▸ **Objective**
Records follow. Pull out every line that contains "referencedata".

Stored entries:
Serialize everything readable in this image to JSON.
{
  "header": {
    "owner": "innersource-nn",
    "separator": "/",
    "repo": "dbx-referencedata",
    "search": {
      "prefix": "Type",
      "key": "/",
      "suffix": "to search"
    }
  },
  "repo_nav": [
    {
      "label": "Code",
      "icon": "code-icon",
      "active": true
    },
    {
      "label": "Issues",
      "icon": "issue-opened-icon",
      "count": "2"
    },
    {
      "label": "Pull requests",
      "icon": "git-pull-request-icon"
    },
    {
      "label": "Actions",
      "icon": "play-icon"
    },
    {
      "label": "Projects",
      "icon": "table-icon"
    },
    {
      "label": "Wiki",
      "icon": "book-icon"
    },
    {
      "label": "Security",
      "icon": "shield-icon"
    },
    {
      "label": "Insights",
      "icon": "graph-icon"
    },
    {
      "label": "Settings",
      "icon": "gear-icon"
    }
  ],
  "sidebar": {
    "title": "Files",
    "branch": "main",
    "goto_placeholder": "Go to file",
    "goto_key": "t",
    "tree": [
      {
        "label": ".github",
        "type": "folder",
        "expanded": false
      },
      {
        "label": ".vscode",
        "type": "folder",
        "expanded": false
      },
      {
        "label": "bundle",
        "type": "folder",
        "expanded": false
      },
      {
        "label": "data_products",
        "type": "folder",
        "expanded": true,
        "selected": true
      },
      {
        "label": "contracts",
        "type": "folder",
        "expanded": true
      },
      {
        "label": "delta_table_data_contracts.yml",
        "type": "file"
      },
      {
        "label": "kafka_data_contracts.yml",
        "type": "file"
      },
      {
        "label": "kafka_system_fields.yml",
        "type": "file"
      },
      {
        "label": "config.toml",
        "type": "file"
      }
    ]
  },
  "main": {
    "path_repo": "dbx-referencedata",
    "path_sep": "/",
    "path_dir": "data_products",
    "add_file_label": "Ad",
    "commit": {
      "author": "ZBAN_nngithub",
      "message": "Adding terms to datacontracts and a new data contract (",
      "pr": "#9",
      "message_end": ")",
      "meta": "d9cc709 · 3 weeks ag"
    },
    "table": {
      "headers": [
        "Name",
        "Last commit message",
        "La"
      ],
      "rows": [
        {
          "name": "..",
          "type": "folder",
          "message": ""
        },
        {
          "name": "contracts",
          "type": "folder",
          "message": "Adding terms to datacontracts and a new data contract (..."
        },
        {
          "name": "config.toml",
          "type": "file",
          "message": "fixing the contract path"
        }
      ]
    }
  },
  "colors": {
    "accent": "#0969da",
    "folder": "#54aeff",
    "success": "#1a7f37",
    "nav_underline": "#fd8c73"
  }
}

▸ **Answer to the exercise**
    "repo": "dbx-referencedata",
    "path_repo": "dbx-referencedata",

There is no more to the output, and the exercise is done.